Testo di partenza =
┄┄┄┄┄┄┄┄┄┄

Olio d’oliva, produzione più che dimezzata nel 2016

La produzione italiana di olio di oliva è scesa del 58% nel 2016 rispetto all’anno precedente, pari ad appena 200 mila tonnellate. Sono le ultime stime sulla campagna produttiva 2016-2017 in base alle elaborazioni ISMEA su dati Agea. Quella attuale, in attesa dei conteggi definitivi, si sta dunque delineando una delle peggiori annate degli ultimi decenni, peggiore in termini di volumi addirittura a quella del 2014. C’è ora da capire se e quanto la neve, il freddo e le gelate invernali abbiano compromesso la salute degli olivi.

“Con i dati delle dichiarazioni dei frantoi, a tutto gennaio 2017, la situazione della campagna in corso delinea un quadro peggiore rispetto a quello che ISMEA, in collaborazione con Unaprol, aveva previsto a metà novembre quando, peraltro, si parlava già di un dimezzamento produttivo rispetto all’anno prima”. Si tratta dei dati riferibili a gennaio 2017. Sulla base delle indicazioni che arrivano dal mondo produttivo ISMEA, nell’ambito delle attività affidate dal Mipaaf ai fini della trasmissione dei dati alla Commissione europea, stima ora una produzione sulla soglia delle 200 mila tonnellate, il 58% in meno rispetto alla produzione dell’anno prima.

┄┄┄┄┄┄┄┄┄┄

Consegna =
Trascrivi dal testo sull'olio d'oliva il passaggio che va da "La produzione italiana" fino a "salute degli olivi." incluso.

Estratto dati =
┄┄┄┄┄┄┄┄┄┄

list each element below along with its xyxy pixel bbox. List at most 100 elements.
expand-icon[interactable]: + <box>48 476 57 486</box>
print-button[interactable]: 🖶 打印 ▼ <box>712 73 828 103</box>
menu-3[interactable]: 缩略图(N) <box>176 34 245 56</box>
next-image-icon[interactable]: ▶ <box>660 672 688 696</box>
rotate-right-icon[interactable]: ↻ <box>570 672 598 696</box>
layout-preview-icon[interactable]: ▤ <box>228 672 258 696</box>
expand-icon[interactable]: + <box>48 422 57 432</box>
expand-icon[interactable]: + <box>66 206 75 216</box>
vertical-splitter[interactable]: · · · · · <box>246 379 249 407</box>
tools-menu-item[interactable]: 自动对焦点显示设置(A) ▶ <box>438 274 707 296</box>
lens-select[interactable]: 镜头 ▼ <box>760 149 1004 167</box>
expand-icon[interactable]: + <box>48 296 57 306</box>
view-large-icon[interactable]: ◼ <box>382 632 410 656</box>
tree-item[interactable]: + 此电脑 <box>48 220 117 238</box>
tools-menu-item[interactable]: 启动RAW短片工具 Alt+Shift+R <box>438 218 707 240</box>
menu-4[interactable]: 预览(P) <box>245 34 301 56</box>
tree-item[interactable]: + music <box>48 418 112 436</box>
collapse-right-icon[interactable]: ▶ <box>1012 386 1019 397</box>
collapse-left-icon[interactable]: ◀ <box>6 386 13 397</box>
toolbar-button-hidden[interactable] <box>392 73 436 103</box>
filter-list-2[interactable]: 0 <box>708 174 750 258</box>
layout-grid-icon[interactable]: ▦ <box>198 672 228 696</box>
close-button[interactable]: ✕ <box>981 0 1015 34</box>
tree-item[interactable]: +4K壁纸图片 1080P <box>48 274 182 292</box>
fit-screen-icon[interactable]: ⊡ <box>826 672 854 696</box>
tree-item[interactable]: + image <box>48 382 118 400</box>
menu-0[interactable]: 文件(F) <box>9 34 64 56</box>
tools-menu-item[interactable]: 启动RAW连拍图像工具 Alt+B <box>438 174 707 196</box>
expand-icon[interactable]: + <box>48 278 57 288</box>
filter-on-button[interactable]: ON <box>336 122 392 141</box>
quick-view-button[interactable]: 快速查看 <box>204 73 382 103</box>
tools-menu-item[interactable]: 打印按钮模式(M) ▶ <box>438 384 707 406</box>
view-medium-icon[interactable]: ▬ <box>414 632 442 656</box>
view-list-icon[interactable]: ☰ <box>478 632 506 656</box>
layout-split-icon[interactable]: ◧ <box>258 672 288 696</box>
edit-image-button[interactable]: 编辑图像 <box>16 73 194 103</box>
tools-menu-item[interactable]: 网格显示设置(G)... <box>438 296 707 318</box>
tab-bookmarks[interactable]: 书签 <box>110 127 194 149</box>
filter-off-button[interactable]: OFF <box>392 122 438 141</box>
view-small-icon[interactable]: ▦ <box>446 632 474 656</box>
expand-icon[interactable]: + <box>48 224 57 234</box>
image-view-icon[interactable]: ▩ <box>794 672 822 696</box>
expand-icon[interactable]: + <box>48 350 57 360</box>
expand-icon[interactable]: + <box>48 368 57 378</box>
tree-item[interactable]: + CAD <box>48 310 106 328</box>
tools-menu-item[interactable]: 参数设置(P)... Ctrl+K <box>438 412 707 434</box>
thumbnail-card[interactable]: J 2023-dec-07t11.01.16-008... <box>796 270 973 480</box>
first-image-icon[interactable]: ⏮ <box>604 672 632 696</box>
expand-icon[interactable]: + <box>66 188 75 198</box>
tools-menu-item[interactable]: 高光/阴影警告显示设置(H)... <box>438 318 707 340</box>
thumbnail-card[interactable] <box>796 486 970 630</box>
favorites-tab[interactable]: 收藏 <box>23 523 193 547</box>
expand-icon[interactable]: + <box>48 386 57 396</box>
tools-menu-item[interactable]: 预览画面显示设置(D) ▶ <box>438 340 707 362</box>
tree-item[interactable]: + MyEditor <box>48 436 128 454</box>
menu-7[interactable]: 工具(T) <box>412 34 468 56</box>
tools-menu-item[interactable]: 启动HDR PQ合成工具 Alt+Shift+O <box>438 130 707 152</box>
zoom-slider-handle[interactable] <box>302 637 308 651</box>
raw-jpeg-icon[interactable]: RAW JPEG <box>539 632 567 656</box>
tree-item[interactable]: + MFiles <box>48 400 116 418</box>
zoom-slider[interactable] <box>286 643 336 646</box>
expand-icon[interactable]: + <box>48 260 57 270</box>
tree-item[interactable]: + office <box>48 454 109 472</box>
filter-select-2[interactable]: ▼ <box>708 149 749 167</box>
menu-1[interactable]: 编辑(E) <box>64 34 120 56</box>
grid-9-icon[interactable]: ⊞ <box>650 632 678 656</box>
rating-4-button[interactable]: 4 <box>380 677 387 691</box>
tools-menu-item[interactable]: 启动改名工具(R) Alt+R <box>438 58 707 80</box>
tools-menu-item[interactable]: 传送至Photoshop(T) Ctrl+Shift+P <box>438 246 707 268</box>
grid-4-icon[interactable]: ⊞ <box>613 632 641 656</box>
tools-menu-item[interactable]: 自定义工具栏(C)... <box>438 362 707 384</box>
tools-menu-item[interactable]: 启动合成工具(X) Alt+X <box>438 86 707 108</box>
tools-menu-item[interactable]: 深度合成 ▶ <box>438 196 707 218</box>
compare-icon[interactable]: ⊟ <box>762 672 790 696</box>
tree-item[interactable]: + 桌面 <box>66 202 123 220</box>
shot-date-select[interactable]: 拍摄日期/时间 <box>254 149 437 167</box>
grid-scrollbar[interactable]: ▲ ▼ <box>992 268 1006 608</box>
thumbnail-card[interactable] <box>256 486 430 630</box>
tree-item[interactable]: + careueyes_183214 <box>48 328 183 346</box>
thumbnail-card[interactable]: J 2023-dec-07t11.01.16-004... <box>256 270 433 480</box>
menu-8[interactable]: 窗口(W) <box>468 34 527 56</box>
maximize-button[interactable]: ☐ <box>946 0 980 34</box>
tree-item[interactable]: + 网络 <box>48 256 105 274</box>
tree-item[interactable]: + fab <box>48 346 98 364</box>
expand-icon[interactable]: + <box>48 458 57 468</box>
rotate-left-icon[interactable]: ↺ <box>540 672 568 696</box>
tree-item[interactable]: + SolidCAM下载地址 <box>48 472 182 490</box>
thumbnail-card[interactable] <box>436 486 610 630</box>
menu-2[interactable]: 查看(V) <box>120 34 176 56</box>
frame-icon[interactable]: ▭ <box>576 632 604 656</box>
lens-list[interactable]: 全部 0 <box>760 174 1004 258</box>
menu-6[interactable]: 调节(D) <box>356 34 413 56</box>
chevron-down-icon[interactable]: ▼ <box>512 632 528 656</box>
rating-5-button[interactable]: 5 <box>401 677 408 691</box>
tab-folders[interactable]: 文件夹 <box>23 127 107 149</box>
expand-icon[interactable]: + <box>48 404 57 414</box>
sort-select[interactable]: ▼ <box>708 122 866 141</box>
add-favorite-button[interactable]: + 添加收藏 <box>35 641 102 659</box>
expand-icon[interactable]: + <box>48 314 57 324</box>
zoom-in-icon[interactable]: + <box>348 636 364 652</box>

┄┄┄┄┄┄┄┄┄┄

Risposta =
La produzione italiana di olio di oliva è scesa del 58% nel 2016 rispetto all’anno precedente, pari ad appena 200 mila tonnellate. Sono le ultime stime sulla campagna produttiva 2016-2017 in base alle elaborazioni ISMEA su dati Agea. Quella attuale, in attesa dei conteggi definitivi, si sta dunque delineando una delle peggiori annate degli ultimi decenni, peggiore in termini di volumi addirittura a quella del 2014. C’è ora da capire se e quanto la neve, il freddo e le gelate invernali abbiano compromesso la salute degli olivi.